#### [GIVEN REQUEST]
Set out every line bearing the string "Equity".
[START DATA RECORDS]
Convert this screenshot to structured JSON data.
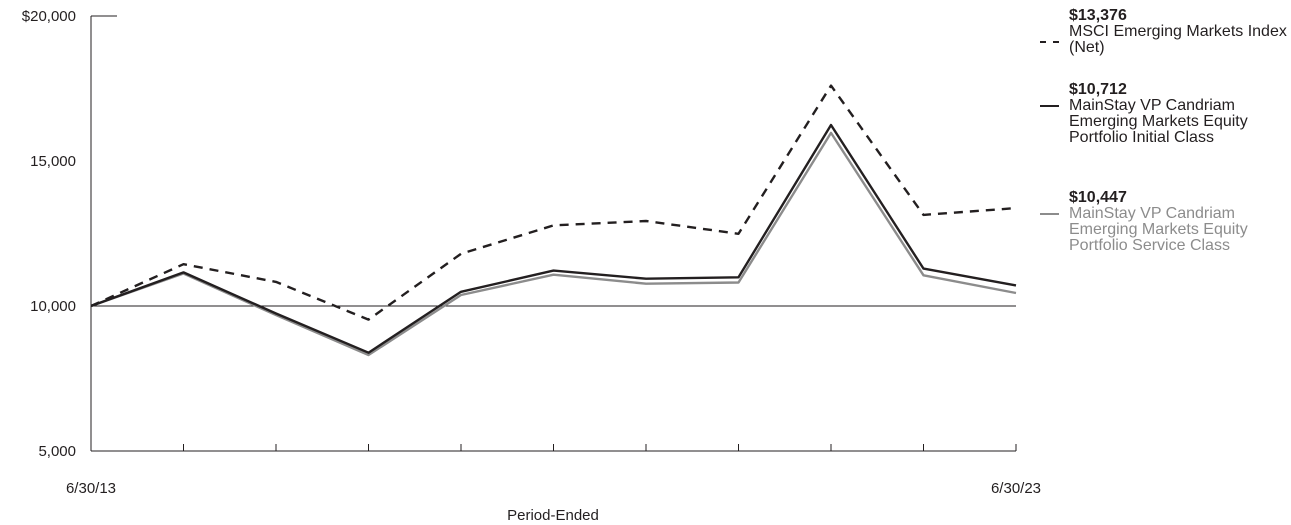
{
  "chart_data": {
    "type": "line",
    "x_tick_labels": [
      "6/30/13",
      "6/30/23"
    ],
    "xlabel": "Period-Ended",
    "y_tick_labels": [
      "$20,000",
      "15,000",
      "10,000",
      "5,000"
    ],
    "y_ticks": [
      20000,
      15000,
      10000,
      5000
    ],
    "ylim": [
      5000,
      20000
    ],
    "reference_line": 10000,
    "x_points": 11,
    "series": [
      {
        "name": "MSCI Emerging Markets Index (Net)",
        "ending_value_label": "$13,376",
        "style": "dashed",
        "color": "#231f20",
        "values": [
          10000,
          11440,
          10830,
          9530,
          11800,
          12780,
          12930,
          12490,
          17600,
          13140,
          13376
        ]
      },
      {
        "name": "MainStay VP Candriam Emerging Markets Equity Portfolio Initial Class",
        "ending_value_label": "$10,712",
        "style": "solid",
        "color": "#231f20",
        "values": [
          10000,
          11160,
          9740,
          8390,
          10490,
          11220,
          10940,
          10990,
          16240,
          11290,
          10712
        ]
      },
      {
        "name": "MainStay VP Candriam Emerging Markets Equity Portfolio Service Class",
        "ending_value_label": "$10,447",
        "style": "solid",
        "color": "#8c8c8c",
        "values": [
          10000,
          11120,
          9690,
          8310,
          10380,
          11080,
          10770,
          10810,
          15970,
          11060,
          10447
        ]
      }
    ]
  }
}
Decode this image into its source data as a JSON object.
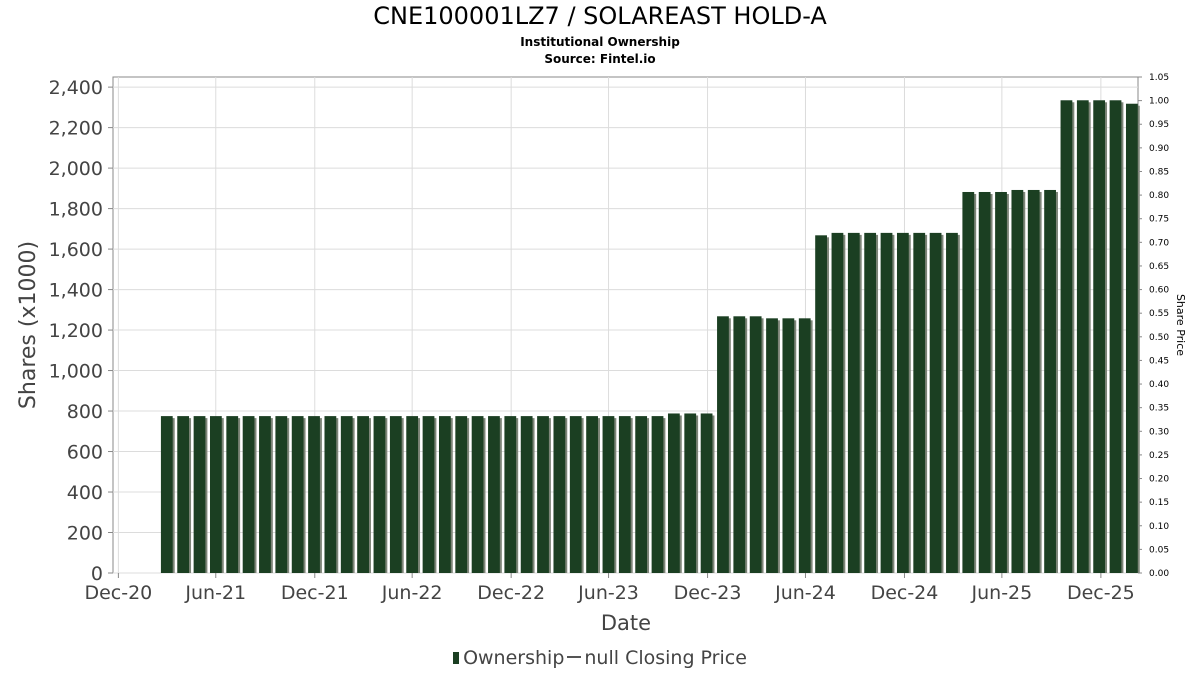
{
  "header": {
    "title": "CNE100001LZ7 / SOLAREAST HOLD-A",
    "subtitle": "Institutional Ownership",
    "source": "Source: Fintel.io"
  },
  "legend": {
    "ownership_label": "Ownership",
    "price_label": "null Closing Price"
  },
  "colors": {
    "bar": "#1b3f22",
    "bar_shadow": "#7d8578",
    "grid": "#dcdcdc",
    "axis_text": "#444444"
  },
  "chart_data": {
    "type": "bar",
    "title": "CNE100001LZ7 / SOLAREAST HOLD-A",
    "subtitle": "Institutional Ownership",
    "xlabel": "Date",
    "ylabel": "Shares (x1000)",
    "y2label": "Share Price",
    "ylim": [
      0,
      2450
    ],
    "y2lim": [
      0,
      1.05
    ],
    "yticks": [
      0,
      200,
      400,
      600,
      800,
      1000,
      1200,
      1400,
      1600,
      1800,
      2000,
      2200,
      2400
    ],
    "ytick_labels": [
      "0",
      "200",
      "400",
      "600",
      "800",
      "1,000",
      "1,200",
      "1,400",
      "1,600",
      "1,800",
      "2,000",
      "2,200",
      "2,400"
    ],
    "y2ticks": [
      "0.00",
      "0.05",
      "0.10",
      "0.15",
      "0.20",
      "0.25",
      "0.30",
      "0.35",
      "0.40",
      "0.45",
      "0.50",
      "0.55",
      "0.60",
      "0.65",
      "0.70",
      "0.75",
      "0.80",
      "0.85",
      "0.90",
      "0.95",
      "1.00",
      "1.05"
    ],
    "xlim_days": [
      -10,
      1895
    ],
    "xticks": [
      {
        "label": "Dec-20",
        "day": 0
      },
      {
        "label": "Jun-21",
        "day": 181
      },
      {
        "label": "Dec-21",
        "day": 365
      },
      {
        "label": "Jun-22",
        "day": 546
      },
      {
        "label": "Dec-22",
        "day": 730
      },
      {
        "label": "Jun-23",
        "day": 911
      },
      {
        "label": "Dec-23",
        "day": 1095
      },
      {
        "label": "Jun-24",
        "day": 1277
      },
      {
        "label": "Dec-24",
        "day": 1461
      },
      {
        "label": "Jun-25",
        "day": 1642
      },
      {
        "label": "Dec-25",
        "day": 1826
      }
    ],
    "series": [
      {
        "name": "Ownership",
        "x_start_day": 90,
        "step_days": 30.4,
        "values": [
          775,
          775,
          775,
          775,
          775,
          775,
          775,
          775,
          775,
          775,
          775,
          775,
          775,
          775,
          775,
          775,
          775,
          775,
          775,
          775,
          775,
          775,
          775,
          775,
          775,
          775,
          775,
          775,
          775,
          775,
          775,
          788,
          788,
          788,
          1268,
          1268,
          1268,
          1258,
          1258,
          1258,
          1668,
          1680,
          1680,
          1680,
          1680,
          1680,
          1680,
          1680,
          1680,
          1882,
          1882,
          1882,
          1892,
          1892,
          1892,
          2335,
          2335,
          2335,
          2335,
          2318
        ]
      }
    ],
    "grid": true,
    "legend_position": "bottom-center"
  }
}
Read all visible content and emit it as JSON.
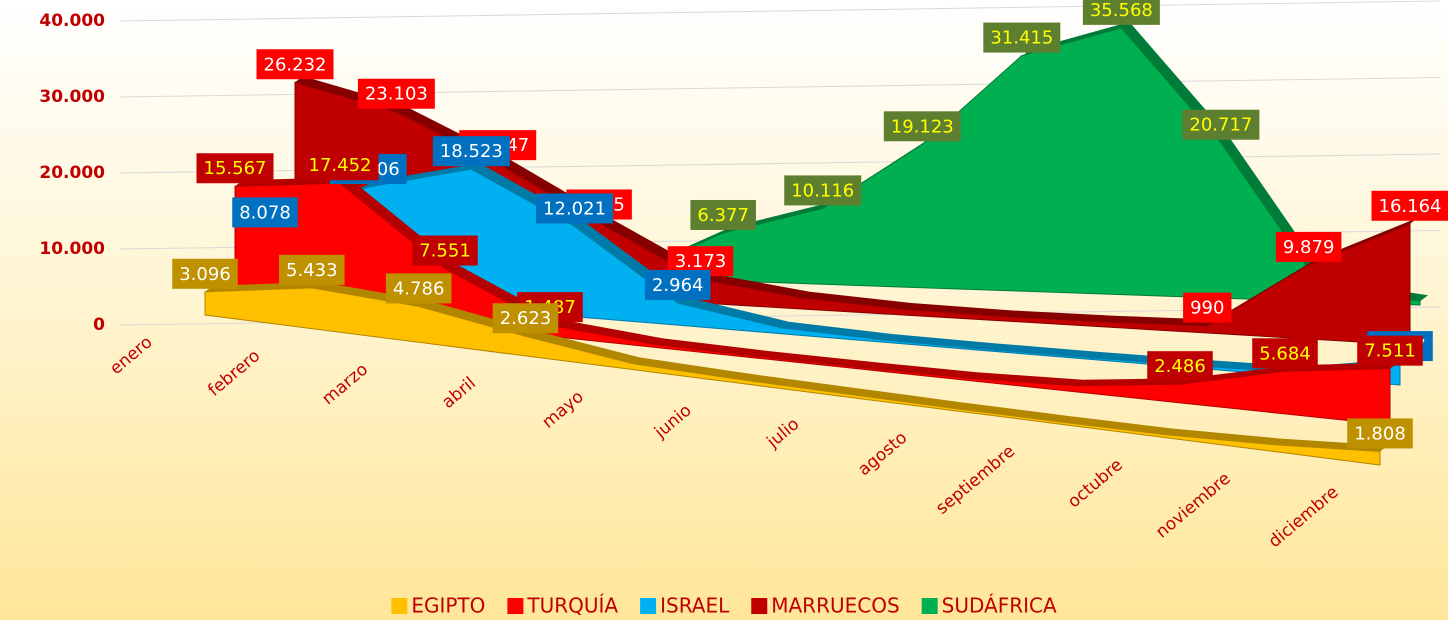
{
  "chart_data": {
    "type": "area3d",
    "categories": [
      "enero",
      "febrero",
      "marzo",
      "abril",
      "mayo",
      "junio",
      "julio",
      "agosto",
      "septiembre",
      "octubre",
      "noviembre",
      "diciembre"
    ],
    "ylim": [
      0,
      40000
    ],
    "yticks": [
      0,
      {
        "value": 10000,
        "label": "10.000"
      },
      {
        "value": 20000,
        "label": "20.000"
      },
      {
        "value": 30000,
        "label": "30.000"
      },
      {
        "value": 40000,
        "label": "40.000"
      }
    ],
    "grid": true,
    "legend": "bottom",
    "series": [
      {
        "name": "EGIPTO",
        "color": "#FFC000",
        "label_fill": "#BF9000",
        "label_color": "#FFFFFF",
        "values": [
          3096,
          5433,
          4786,
          2623,
          800,
          500,
          400,
          300,
          300,
          400,
          900,
          1808
        ],
        "value_labels": [
          "3.096",
          "5.433",
          "4.786",
          "2.623",
          null,
          null,
          null,
          null,
          null,
          null,
          null,
          "1.808"
        ]
      },
      {
        "name": "TURQUÍA",
        "color": "#FF0000",
        "label_fill": "#C00000",
        "label_color": "#FFFF00",
        "values": [
          15567,
          17452,
          7551,
          1487,
          400,
          200,
          200,
          300,
          800,
          2486,
          5684,
          7511
        ],
        "value_labels": [
          "15.567",
          "17.452",
          "7.551",
          "1.487",
          null,
          null,
          null,
          null,
          null,
          "2.486",
          "5.684",
          "7.511"
        ]
      },
      {
        "name": "ISRAEL",
        "color": "#00B0F0",
        "label_fill": "#0070C0",
        "label_color": "#FFFFFF",
        "values": [
          8078,
          15006,
          18523,
          12021,
          2964,
          800,
          300,
          200,
          200,
          300,
          500,
          2787
        ],
        "value_labels": [
          "8.078",
          "15.006",
          "18.523",
          "12.021",
          "2.964",
          null,
          null,
          null,
          null,
          null,
          null,
          "2.787"
        ]
      },
      {
        "name": "MARRUECOS",
        "color": "#C00000",
        "label_fill": "#FF0000",
        "label_color": "#FFFFFF",
        "values": [
          26232,
          23103,
          17047,
          9935,
          3173,
          1500,
          800,
          600,
          700,
          990,
          9879,
          16164
        ],
        "value_labels": [
          "26.232",
          "23.103",
          "17.047",
          "9.935",
          "3.173",
          null,
          null,
          null,
          null,
          "990",
          "9.879",
          "16.164"
        ]
      },
      {
        "name": "SUDÁFRICA",
        "color": "#00B050",
        "label_fill": "#5E7F30",
        "label_color": "#FFFF00",
        "values": [
          0,
          0,
          0,
          0,
          6377,
          10116,
          19123,
          31415,
          35568,
          20717,
          2000,
          500
        ],
        "value_labels": [
          null,
          null,
          null,
          null,
          "6.377",
          "10.116",
          "19.123",
          "31.415",
          "35.568",
          "20.717",
          null,
          null
        ]
      }
    ]
  }
}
[END DATA RECORDS]
#### [TASK RESPONSE]
        "name": "MainStay VP Candriam Emerging Markets Equity Portfolio Initial Class",
        "name": "MainStay VP Candriam Emerging Markets Equity Portfolio Service Class",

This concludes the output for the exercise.